# Request
Keep the pictures out of the copy and repeat the records exactly.
-------------------------
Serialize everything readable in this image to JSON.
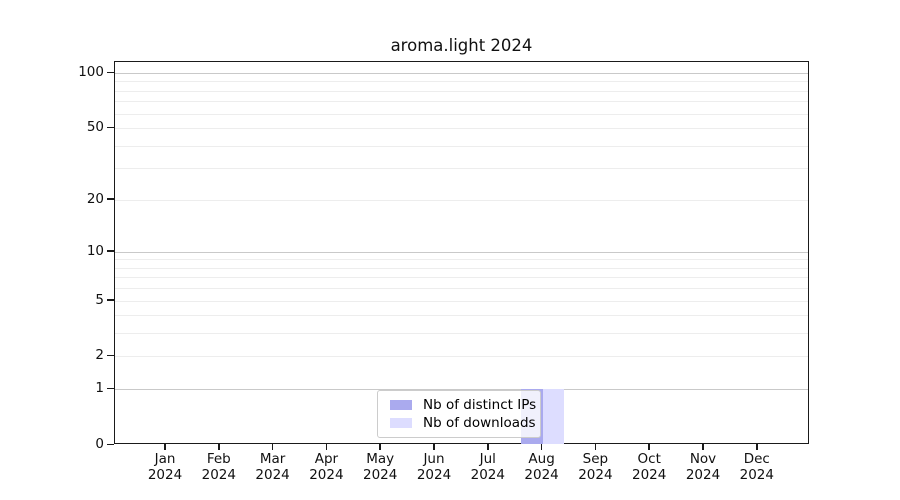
{
  "chart_data": {
    "type": "bar",
    "title": "aroma.light 2024",
    "year_label": "2024",
    "months": [
      "Jan",
      "Feb",
      "Mar",
      "Apr",
      "May",
      "Jun",
      "Jul",
      "Aug",
      "Sep",
      "Oct",
      "Nov",
      "Dec"
    ],
    "series": [
      {
        "name": "Nb of distinct IPs",
        "color": "#aaaaee",
        "values": [
          0,
          0,
          0,
          0,
          0,
          0,
          0,
          1,
          0,
          0,
          0,
          0
        ]
      },
      {
        "name": "Nb of downloads",
        "color": "#ddddff",
        "values": [
          0,
          0,
          0,
          0,
          0,
          0,
          0,
          1,
          0,
          0,
          0,
          0
        ]
      }
    ],
    "y_axis": {
      "ticks": [
        0,
        1,
        2,
        5,
        10,
        20,
        50,
        100
      ],
      "scale": "log10(1+y)",
      "ylim": [
        0,
        100
      ]
    },
    "grid": {
      "major_values": [
        1,
        10,
        100
      ],
      "minor_values": [
        2,
        3,
        4,
        5,
        6,
        7,
        8,
        9,
        20,
        30,
        40,
        50,
        60,
        70,
        80,
        90
      ],
      "major_color": "#c9c9c9",
      "minor_color": "#ededed"
    },
    "legend": {
      "position": "lower center"
    }
  }
}
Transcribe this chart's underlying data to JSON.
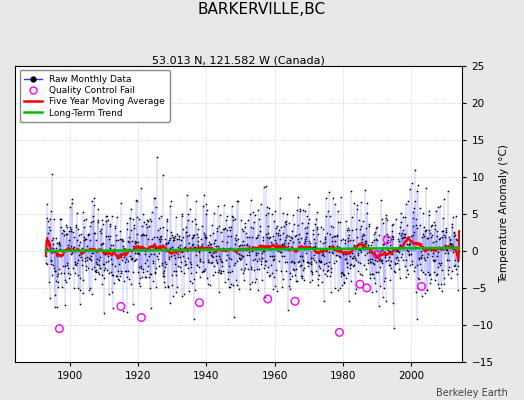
{
  "title": "BARKERVILLE,BC",
  "subtitle": "53.013 N, 121.582 W (Canada)",
  "ylabel": "Temperature Anomaly (°C)",
  "xlabel_credit": "Berkeley Earth",
  "xlim": [
    1884,
    2015
  ],
  "ylim": [
    -15,
    25
  ],
  "yticks": [
    -15,
    -10,
    -5,
    0,
    5,
    10,
    15,
    20,
    25
  ],
  "xticks": [
    1900,
    1920,
    1940,
    1960,
    1980,
    2000
  ],
  "bg_color": "#e8e8e8",
  "plot_bg_color": "#ffffff",
  "raw_line_color": "#3333ff",
  "raw_marker_color": "#000000",
  "qc_fail_color": "#ff00ff",
  "moving_avg_color": "#ff0000",
  "trend_color": "#00bb00",
  "seed": 12345,
  "years_start": 1893,
  "years_end": 2014,
  "noise_std": 3.2,
  "n_qc": 12
}
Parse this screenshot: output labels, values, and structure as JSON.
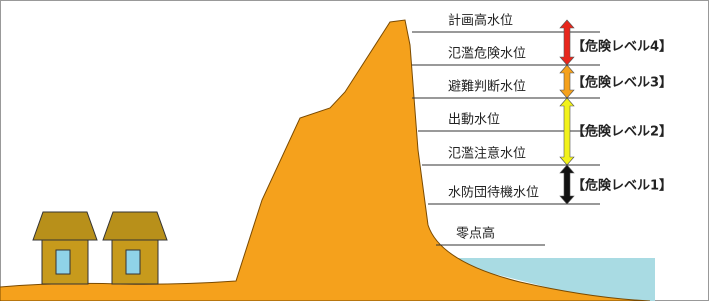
{
  "water_levels": [
    "計画高水位",
    "氾濫危険水位",
    "避難判断水位",
    "出動水位",
    "氾濫注意水位",
    "水防団待機水位",
    "零点高"
  ],
  "danger_levels": [
    "【危険レベル4】",
    "【危険レベル3】",
    "【危険レベル2】",
    "【危険レベル1】"
  ]
}
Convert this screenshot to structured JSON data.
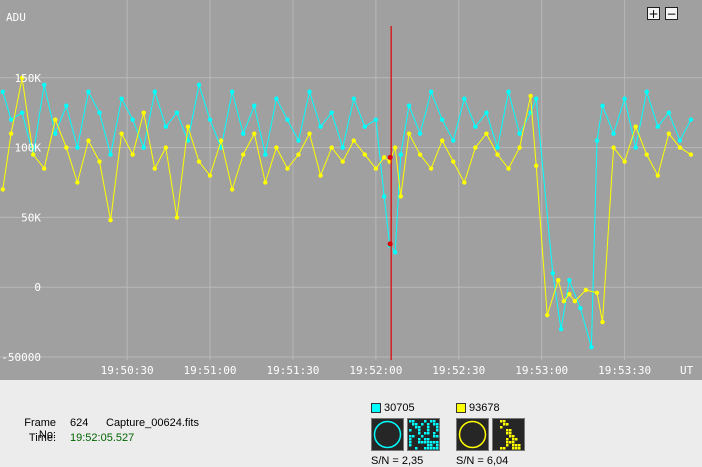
-------------------------
# Solution below
Serialize everything readable in this image to JSON.
{
  "chart_data": {
    "type": "bar",
    "title": "aroma.light 2024",
    "year_label": "2024",
    "months": [
      "Jan",
      "Feb",
      "Mar",
      "Apr",
      "May",
      "Jun",
      "Jul",
      "Aug",
      "Sep",
      "Oct",
      "Nov",
      "Dec"
    ],
    "series": [
      {
        "name": "Nb of distinct IPs",
        "color": "#aaaaee",
        "values": [
          0,
          0,
          0,
          0,
          0,
          0,
          0,
          1,
          0,
          0,
          0,
          0
        ]
      },
      {
        "name": "Nb of downloads",
        "color": "#ddddff",
        "values": [
          0,
          0,
          0,
          0,
          0,
          0,
          0,
          1,
          0,
          0,
          0,
          0
        ]
      }
    ],
    "y_axis": {
      "ticks": [
        0,
        1,
        2,
        5,
        10,
        20,
        50,
        100
      ],
      "scale": "log10(1+y)",
      "ylim": [
        0,
        100
      ]
    },
    "grid": {
      "major_values": [
        1,
        10,
        100
      ],
      "minor_values": [
        2,
        3,
        4,
        5,
        6,
        7,
        8,
        9,
        20,
        30,
        40,
        50,
        60,
        70,
        80,
        90
      ],
      "major_color": "#c9c9c9",
      "minor_color": "#ededed"
    },
    "legend": {
      "position": "lower center"
    }
  }
}
Transcribe this chart's underlying data to JSON.
{
  "title": "BARKERVILLE,BC",
  "subtitle": "53.013 N, 121.582 W (Canada)",
  "ylabel": "Temperature Anomaly (°C)",
  "xlabel_credit": "Berkeley Earth",
  "xlim": [
    1884,
    2015
  ],
  "ylim": [
    -15,
    25
  ],
  "yticks": [
    -15,
    -10,
    -5,
    0,
    5,
    10,
    15,
    20,
    25
  ],
  "xticks": [
    1900,
    1920,
    1940,
    1960,
    1980,
    2000
  ],
  "bg_color": "#e8e8e8",
  "plot_bg_color": "#ffffff",
  "raw_line_color": "#3333ff",
  "raw_marker_color": "#000000",
  "qc_fail_color": "#ff00ff",
  "moving_avg_color": "#ff0000",
  "trend_color": "#00bb00",
  "seed": 12345,
  "years_start": 1893,
  "years_end": 2014,
  "noise_std": 3.2,
  "n_qc": 12
}
Parse this screenshot: output labels, values, and structure as JSON.
{
  "water_levels": [
    "計画高水位",
    "氾濫危険水位",
    "避難判断水位",
    "出動水位",
    "氾濫注意水位",
    "水防団待機水位",
    "零点高"
  ],
  "danger_levels": [
    "【危険レベル4】",
    "【危険レベル3】",
    "【危険レベル2】",
    "【危険レベル1】"
  ]
}
Convert this screenshot to structured JSON data.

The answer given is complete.